» Material for this task

__________

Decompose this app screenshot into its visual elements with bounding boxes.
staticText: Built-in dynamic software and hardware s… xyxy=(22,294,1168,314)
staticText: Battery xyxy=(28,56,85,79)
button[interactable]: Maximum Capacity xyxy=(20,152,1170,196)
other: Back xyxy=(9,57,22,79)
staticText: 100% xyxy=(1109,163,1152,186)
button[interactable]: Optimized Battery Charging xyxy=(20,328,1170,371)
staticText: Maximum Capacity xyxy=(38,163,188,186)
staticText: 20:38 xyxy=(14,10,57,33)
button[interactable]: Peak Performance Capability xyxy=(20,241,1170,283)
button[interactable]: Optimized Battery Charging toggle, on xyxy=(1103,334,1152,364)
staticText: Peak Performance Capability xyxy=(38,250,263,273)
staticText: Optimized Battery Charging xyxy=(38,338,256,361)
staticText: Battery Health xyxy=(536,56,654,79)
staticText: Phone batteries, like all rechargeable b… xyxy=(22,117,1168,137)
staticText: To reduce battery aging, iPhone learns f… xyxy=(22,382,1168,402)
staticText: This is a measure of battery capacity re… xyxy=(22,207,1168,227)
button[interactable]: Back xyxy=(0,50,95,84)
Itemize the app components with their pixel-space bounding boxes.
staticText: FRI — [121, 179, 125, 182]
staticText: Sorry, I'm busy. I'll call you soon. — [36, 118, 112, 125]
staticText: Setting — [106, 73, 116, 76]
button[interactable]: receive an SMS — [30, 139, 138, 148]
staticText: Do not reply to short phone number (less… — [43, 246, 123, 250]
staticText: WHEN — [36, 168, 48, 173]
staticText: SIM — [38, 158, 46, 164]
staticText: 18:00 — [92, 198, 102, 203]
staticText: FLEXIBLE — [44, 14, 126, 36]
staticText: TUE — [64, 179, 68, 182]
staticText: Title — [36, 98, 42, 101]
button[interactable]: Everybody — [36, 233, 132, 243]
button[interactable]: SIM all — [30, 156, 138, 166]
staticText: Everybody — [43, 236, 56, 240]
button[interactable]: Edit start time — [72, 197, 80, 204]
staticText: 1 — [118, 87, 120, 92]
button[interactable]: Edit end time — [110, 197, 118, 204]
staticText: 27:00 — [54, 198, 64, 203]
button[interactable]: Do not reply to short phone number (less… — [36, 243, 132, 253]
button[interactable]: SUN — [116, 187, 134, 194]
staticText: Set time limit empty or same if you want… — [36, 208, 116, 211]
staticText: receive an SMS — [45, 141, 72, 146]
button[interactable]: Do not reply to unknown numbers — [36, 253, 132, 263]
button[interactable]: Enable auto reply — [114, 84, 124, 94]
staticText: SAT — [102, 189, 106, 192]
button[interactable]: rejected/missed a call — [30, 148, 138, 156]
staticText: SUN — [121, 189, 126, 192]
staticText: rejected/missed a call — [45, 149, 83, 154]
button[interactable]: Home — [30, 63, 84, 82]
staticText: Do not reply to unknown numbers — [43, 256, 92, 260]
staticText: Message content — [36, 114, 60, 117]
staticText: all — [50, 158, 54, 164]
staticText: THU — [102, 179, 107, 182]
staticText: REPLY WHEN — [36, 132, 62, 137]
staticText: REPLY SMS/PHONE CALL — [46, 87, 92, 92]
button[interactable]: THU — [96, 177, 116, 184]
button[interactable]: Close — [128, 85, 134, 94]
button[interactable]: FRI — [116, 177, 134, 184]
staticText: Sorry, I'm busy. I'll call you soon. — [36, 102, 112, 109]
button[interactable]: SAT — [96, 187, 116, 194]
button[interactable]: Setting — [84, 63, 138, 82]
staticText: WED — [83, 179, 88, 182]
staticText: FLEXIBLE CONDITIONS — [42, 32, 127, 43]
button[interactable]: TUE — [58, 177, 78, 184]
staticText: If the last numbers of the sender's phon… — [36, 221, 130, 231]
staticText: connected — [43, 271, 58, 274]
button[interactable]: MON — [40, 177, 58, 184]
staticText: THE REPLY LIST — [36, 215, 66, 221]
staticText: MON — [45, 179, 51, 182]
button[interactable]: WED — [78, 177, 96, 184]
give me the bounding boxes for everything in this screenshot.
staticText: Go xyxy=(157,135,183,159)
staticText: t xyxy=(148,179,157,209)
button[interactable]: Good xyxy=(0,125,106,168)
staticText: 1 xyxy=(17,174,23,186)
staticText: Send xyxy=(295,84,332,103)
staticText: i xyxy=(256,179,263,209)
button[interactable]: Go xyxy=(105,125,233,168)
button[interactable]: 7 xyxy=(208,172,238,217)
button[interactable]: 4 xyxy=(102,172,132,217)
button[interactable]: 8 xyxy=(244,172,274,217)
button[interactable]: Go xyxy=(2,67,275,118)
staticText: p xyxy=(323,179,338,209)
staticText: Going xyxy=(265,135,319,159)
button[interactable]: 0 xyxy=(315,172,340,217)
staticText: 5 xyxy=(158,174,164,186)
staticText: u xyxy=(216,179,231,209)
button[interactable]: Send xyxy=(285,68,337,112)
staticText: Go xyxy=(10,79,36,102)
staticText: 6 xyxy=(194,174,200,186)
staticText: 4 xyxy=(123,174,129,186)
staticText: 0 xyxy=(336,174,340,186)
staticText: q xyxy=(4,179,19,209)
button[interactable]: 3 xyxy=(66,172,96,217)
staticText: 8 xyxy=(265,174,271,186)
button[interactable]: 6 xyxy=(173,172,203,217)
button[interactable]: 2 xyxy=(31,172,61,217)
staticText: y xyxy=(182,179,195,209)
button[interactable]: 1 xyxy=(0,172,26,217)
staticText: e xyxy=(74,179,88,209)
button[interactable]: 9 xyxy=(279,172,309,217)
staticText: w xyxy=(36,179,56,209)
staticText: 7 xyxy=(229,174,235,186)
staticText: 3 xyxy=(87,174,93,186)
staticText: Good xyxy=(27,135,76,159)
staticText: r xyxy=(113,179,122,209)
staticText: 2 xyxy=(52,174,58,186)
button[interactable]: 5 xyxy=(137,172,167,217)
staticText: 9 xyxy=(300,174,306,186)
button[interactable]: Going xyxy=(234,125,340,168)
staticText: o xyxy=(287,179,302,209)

__________

Turn all of the lines above into a JSON list of strings, one string per line, leaving out any blank lines.

[
  "Decompose this app screenshot into its visual elements with bounding boxes.",
  "staticText: Built-in dynamic software and hardware s… xyxy=(22,294,1168,314)",
  "staticText: Battery xyxy=(28,56,85,79)",
  "button[interactable]: Maximum Capacity xyxy=(20,152,1170,196)",
  "other: Back xyxy=(9,57,22,79)",
  "staticText: 100% xyxy=(1109,163,1152,186)",
  "button[interactable]: Optimized Battery Charging xyxy=(20,328,1170,371)",
  "staticText: Maximum Capacity xyxy=(38,163,188,186)",
  "staticText: 20:38 xyxy=(14,10,57,33)",
  "button[interactable]: Peak Performance Capability xyxy=(20,241,1170,283)",
  "button[interactable]: Optimized Battery Charging toggle, on xyxy=(1103,334,1152,364)",
  "staticText: Peak Performance Capability xyxy=(38,250,263,273)",
  "staticText: Optimized Battery Charging xyxy=(38,338,256,361)",
  "staticText: Battery Health xyxy=(536,56,654,79)",
  "staticText: Phone batteries, like all rechargeable b… xyxy=(22,117,1168,137)",
  "staticText: To reduce battery aging, iPhone learns f… xyxy=(22,382,1168,402)",
  "staticText: This is a measure of battery capacity re… xyxy=(22,207,1168,227)",
  "button[interactable]: Back xyxy=(0,50,95,84)",
  "Itemize the app components with their pixel-space bounding boxes.",
  "staticText: FRI — [121, 179, 125, 182]",
  "staticText: Sorry, I'm busy. I'll call you soon. — [36, 118, 112, 125]",
  "staticText: Setting — [106, 73, 116, 76]",
  "button[interactable]: receive an SMS — [30, 139, 138, 148]",
  "staticText: Do not reply to short phone number (less… — [43, 246, 123, 250]",
  "staticText: WHEN — [36, 168, 48, 173]",
  "staticText: SIM — [38, 158, 46, 164]",
  "staticText: 18:00 — [92, 198, 102, 203]",
  "staticText: FLEXIBLE — [44, 14, 126, 36]",
  "staticText: TUE — [64, 179, 68, 182]",
  "staticText: Title — [36, 98, 42, 101]",
  "button[interactable]: Everybody — [36, 233, 132, 243]",
  "button[interactable]: SIM all — [30, 156, 138, 166]",
  "staticText: Everybody — [43, 236, 56, 240]",
  "button[interactable]: Edit start time — [72, 197, 80, 204]",
  "staticText: 1 — [118, 87, 120, 92]",
  "button[interactable]: Edit end time — [110, 197, 118, 204]",
  "staticText: 27:00 — [54, 198, 64, 203]",
  "button[interactable]: Do not reply to short phone number (less… — [36, 243, 132, 253]",
  "button[interactable]: SUN — [116, 187, 134, 194]",
  "staticText: Set time limit empty or same if you want… — [36, 208, 116, 211]",
  "staticText: receive an SMS — [45, 141, 72, 146]",
  "button[interactable]: Do not reply to unknown numbers — [36, 253, 132, 263]",
  "button[interactable]: Enable auto reply — [114, 84, 124, 94]",
  "staticText: SAT — [102, 189, 106, 192]",
  "button[interactable]: rejected/missed a call — [30, 148, 138, 156]",
  "staticText: SUN — [121, 189, 126, 192]",
  "staticText: rejected/missed a call — [45, 149, 83, 154]",
  "button[interactable]: Home — [30, 63, 84, 82]",
  "staticText: Do not reply to unknown numbers — [43, 256, 92, 260]",
  "staticText: Message content — [36, 114, 60, 117]",
  "staticText: all — [50, 158, 54, 164]",
  "staticText: THU — [102, 179, 107, 182]",
  "staticText: REPLY WHEN — [36, 132, 62, 137]",
  "staticText: REPLY SMS/PHONE CALL — [46, 87, 92, 92]",
  "button[interactable]: THU — [96, 177, 116, 184]",
  "button[interactable]: Close — [128, 85, 134, 94]",
  "button[interactable]: FRI — [116, 177, 134, 184]",
  "staticText: Sorry, I'm busy. I'll call you soon. — [36, 102, 112, 109]",
  "button[interactable]: SAT — [96, 187, 116, 194]",
  "button[interactable]: Setting — [84, 63, 138, 82]",
  "staticText: WED — [83, 179, 88, 182]",
  "staticText: FLEXIBLE CONDITIONS — [42, 32, 127, 43]",
  "button[interactable]: TUE — [58, 177, 78, 184]",
  "staticText: If the last numbers of the sender's phon… — [36, 221, 130, 231]",
  "staticText: connected — [43, 271, 58, 274]",
  "button[interactable]: MON — [40, 177, 58, 184]",
  "staticText: THE REPLY LIST — [36, 215, 66, 221]",
  "staticText: MON — [45, 179, 51, 182]",
  "button[interactable]: WED — [78, 177, 96, 184]",
  "give me the bounding boxes for everything in this screenshot.",
  "staticText: Go xyxy=(157,135,183,159)",
  "staticText: t xyxy=(148,179,157,209)",
  "button[interactable]: Good xyxy=(0,125,106,168)",
  "staticText: 1 xyxy=(17,174,23,186)",
  "staticText: Send xyxy=(295,84,332,103)",
  "staticText: i xyxy=(256,179,263,209)",
  "button[interactable]: Go xyxy=(105,125,233,168)",
  "button[interactable]: 7 xyxy=(208,172,238,217)",
  "button[interactable]: 4 xyxy=(102,172,132,217)",
  "button[interactable]: 8 xyxy=(244,172,274,217)",
  "button[interactable]: Go xyxy=(2,67,275,118)",
  "staticText: p xyxy=(323,179,338,209)",
  "staticText: Going xyxy=(265,135,319,159)",
  "button[interactable]: 0 xyxy=(315,172,340,217)",
  "staticText: 5 xyxy=(158,174,164,186)",
  "staticText: u xyxy=(216,179,231,209)",
  "button[interactable]: Send xyxy=(285,68,337,112)",
  "staticText: Go xyxy=(10,79,36,102)",
  "staticText: 6 xyxy=(194,174,200,186)",
  "staticText: 4 xyxy=(123,174,129,186)",
  "staticText: 0 xyxy=(336,174,340,186)",
  "staticText: q xyxy=(4,179,19,209)",
  "button[interactable]: 3 xyxy=(66,172,96,217)",
  "staticText: 8 xyxy=(265,174,271,186)",
  "button[interactable]: 6 xyxy=(173,172,203,217)",
  "button[interactable]: 2 xyxy=(31,172,61,217)",
  "staticText: y xyxy=(182,179,195,209)",
  "button[interactable]: 1 xyxy=(0,172,26,217)",
  "staticText: e xyxy=(74,179,88,209)",
  "button[interactable]: 9 xyxy=(279,172,309,217)",
  "staticText: w xyxy=(36,179,56,209)",
  "staticText: 7 xyxy=(229,174,235,186)",
  "staticText: 3 xyxy=(87,174,93,186)",
  "staticText: Good xyxy=(27,135,76,159)",
  "staticText: r xyxy=(113,179,122,209)",
  "staticText: 2 xyxy=(52,174,58,186)",
  "button[interactable]: 5 xyxy=(137,172,167,217)",
  "staticText: 9 xyxy=(300,174,306,186)",
  "button[interactable]: Going xyxy=(234,125,340,168)",
  "staticText: o xyxy=(287,179,302,209)"
]